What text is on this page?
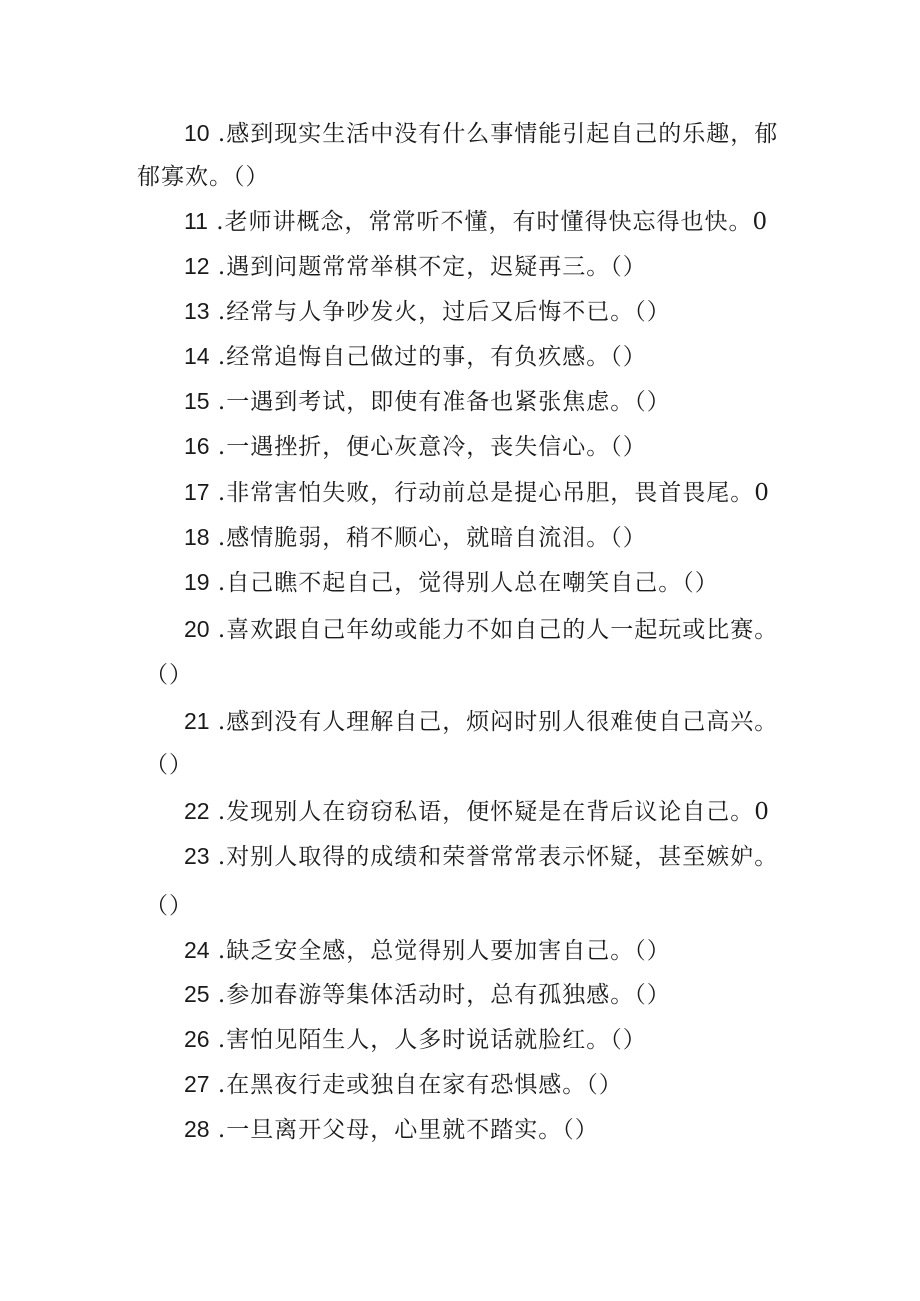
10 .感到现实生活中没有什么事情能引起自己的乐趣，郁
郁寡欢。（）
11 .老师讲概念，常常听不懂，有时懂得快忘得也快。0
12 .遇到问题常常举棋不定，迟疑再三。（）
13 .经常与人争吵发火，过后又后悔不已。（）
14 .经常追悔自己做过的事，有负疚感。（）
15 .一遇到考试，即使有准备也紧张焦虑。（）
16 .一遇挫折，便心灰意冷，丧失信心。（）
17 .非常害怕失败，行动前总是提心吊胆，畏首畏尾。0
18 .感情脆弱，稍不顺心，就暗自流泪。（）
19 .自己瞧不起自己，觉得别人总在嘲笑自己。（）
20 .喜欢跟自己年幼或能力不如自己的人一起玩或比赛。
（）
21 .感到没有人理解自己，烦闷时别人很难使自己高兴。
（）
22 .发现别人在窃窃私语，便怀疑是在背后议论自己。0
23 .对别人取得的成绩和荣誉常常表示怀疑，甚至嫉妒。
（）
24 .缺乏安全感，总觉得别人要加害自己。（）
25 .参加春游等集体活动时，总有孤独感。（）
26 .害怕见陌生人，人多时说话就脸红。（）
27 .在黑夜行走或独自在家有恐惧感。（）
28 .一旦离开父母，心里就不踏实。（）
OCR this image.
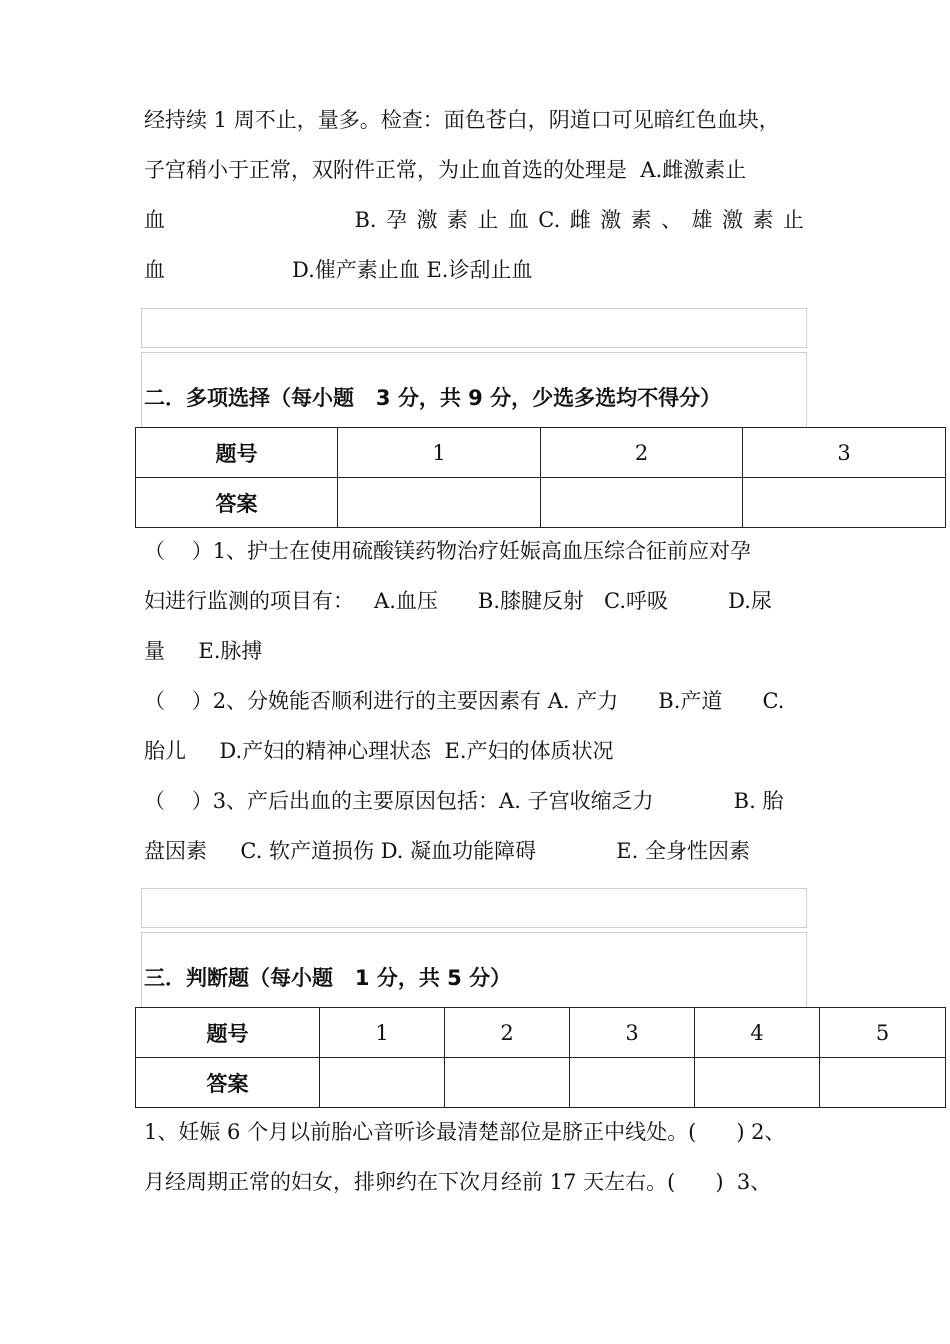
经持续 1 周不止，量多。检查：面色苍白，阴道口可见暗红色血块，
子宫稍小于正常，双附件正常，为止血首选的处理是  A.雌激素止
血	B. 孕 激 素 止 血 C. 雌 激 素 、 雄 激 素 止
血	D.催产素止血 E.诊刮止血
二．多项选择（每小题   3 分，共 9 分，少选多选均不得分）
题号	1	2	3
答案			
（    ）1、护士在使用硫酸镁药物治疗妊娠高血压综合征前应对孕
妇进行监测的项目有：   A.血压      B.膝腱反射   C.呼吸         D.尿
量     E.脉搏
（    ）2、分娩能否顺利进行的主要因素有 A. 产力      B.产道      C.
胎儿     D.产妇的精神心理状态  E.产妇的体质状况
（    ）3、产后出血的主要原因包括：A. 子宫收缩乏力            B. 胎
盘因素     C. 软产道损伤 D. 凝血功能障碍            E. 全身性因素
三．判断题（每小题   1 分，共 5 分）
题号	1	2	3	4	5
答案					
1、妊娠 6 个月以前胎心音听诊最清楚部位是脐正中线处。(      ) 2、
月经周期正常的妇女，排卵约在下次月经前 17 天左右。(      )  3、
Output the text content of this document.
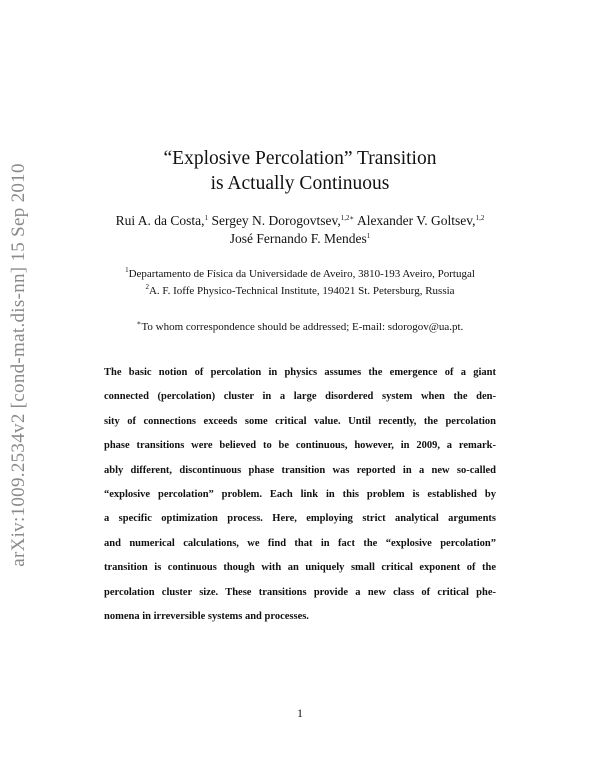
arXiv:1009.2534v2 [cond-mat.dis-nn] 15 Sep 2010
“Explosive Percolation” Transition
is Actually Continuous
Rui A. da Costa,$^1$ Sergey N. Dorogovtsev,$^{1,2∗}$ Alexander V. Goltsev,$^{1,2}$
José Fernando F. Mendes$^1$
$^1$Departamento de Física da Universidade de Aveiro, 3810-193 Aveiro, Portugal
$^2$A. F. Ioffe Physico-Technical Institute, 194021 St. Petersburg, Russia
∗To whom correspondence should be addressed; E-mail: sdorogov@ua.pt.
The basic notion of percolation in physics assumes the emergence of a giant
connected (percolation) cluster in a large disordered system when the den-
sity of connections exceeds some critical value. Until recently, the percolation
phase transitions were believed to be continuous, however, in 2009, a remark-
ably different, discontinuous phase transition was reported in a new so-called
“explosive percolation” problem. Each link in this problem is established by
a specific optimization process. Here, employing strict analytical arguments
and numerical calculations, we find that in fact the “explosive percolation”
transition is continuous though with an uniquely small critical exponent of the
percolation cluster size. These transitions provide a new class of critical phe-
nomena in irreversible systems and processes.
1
◆ ◆ ◆
Copy out all the data without changing anything, and drop the pictures.

**REPLY**
What text is on this page?
10 .感到现实生活中没有什么事情能引起自己的乐趣，郁
郁寡欢。（）
11 .老师讲概念，常常听不懂，有时懂得快忘得也快。0
12 .遇到问题常常举棋不定，迟疑再三。（）
13 .经常与人争吵发火，过后又后悔不已。（）
14 .经常追悔自己做过的事，有负疚感。（）
15 .一遇到考试，即使有准备也紧张焦虑。（）
16 .一遇挫折，便心灰意冷，丧失信心。（）
17 .非常害怕失败，行动前总是提心吊胆，畏首畏尾。0
18 .感情脆弱，稍不顺心，就暗自流泪。（）
19 .自己瞧不起自己，觉得别人总在嘲笑自己。（）
20 .喜欢跟自己年幼或能力不如自己的人一起玩或比赛。
（）
21 .感到没有人理解自己，烦闷时别人很难使自己高兴。
（）
22 .发现别人在窃窃私语，便怀疑是在背后议论自己。0
23 .对别人取得的成绩和荣誉常常表示怀疑，甚至嫉妒。
（）
24 .缺乏安全感，总觉得别人要加害自己。（）
25 .参加春游等集体活动时，总有孤独感。（）
26 .害怕见陌生人，人多时说话就脸红。（）
27 .在黑夜行走或独自在家有恐惧感。（）
28 .一旦离开父母，心里就不踏实。（）
OCR this image.
经持续 1 周不止，量多。检查：面色苍白，阴道口可见暗红色血块，
子宫稍小于正常，双附件正常，为止血首选的处理是  A.雌激素止
血	B. 孕 激 素 止 血 C. 雌 激 素 、 雄 激 素 止
血	D.催产素止血 E.诊刮止血
二．多项选择（每小题   3 分，共 9 分，少选多选均不得分）
题号	1	2	3
答案			
（    ）1、护士在使用硫酸镁药物治疗妊娠高血压综合征前应对孕
妇进行监测的项目有：   A.血压      B.膝腱反射   C.呼吸         D.尿
量     E.脉搏
（    ）2、分娩能否顺利进行的主要因素有 A. 产力      B.产道      C.
胎儿     D.产妇的精神心理状态  E.产妇的体质状况
（    ）3、产后出血的主要原因包括：A. 子宫收缩乏力            B. 胎
盘因素     C. 软产道损伤 D. 凝血功能障碍            E. 全身性因素
三．判断题（每小题   1 分，共 5 分）
题号	1	2	3	4	5
答案					
1、妊娠 6 个月以前胎心音听诊最清楚部位是脐正中线处。(      ) 2、
月经周期正常的妇女，排卵约在下次月经前 17 天左右。(      )  3、
Output the text content of this document.
arXiv:1009.2534v2 [cond-mat.dis-nn] 15 Sep 2010
“Explosive Percolation” Transition
is Actually Continuous
Rui A. da Costa,$^1$ Sergey N. Dorogovtsev,$^{1,2∗}$ Alexander V. Goltsev,$^{1,2}$
José Fernando F. Mendes$^1$
$^1$Departamento de Física da Universidade de Aveiro, 3810-193 Aveiro, Portugal
$^2$A. F. Ioffe Physico-Technical Institute, 194021 St. Petersburg, Russia
∗To whom correspondence should be addressed; E-mail: sdorogov@ua.pt.
The basic notion of percolation in physics assumes the emergence of a giant
connected (percolation) cluster in a large disordered system when the den-
sity of connections exceeds some critical value. Until recently, the percolation
phase transitions were believed to be continuous, however, in 2009, a remark-
ably different, discontinuous phase transition was reported in a new so-called
“explosive percolation” problem. Each link in this problem is established by
a specific optimization process. Here, employing strict analytical arguments
and numerical calculations, we find that in fact the “explosive percolation”
transition is continuous though with an uniquely small critical exponent of the
percolation cluster size. These transitions provide a new class of critical phe-
nomena in irreversible systems and processes.
1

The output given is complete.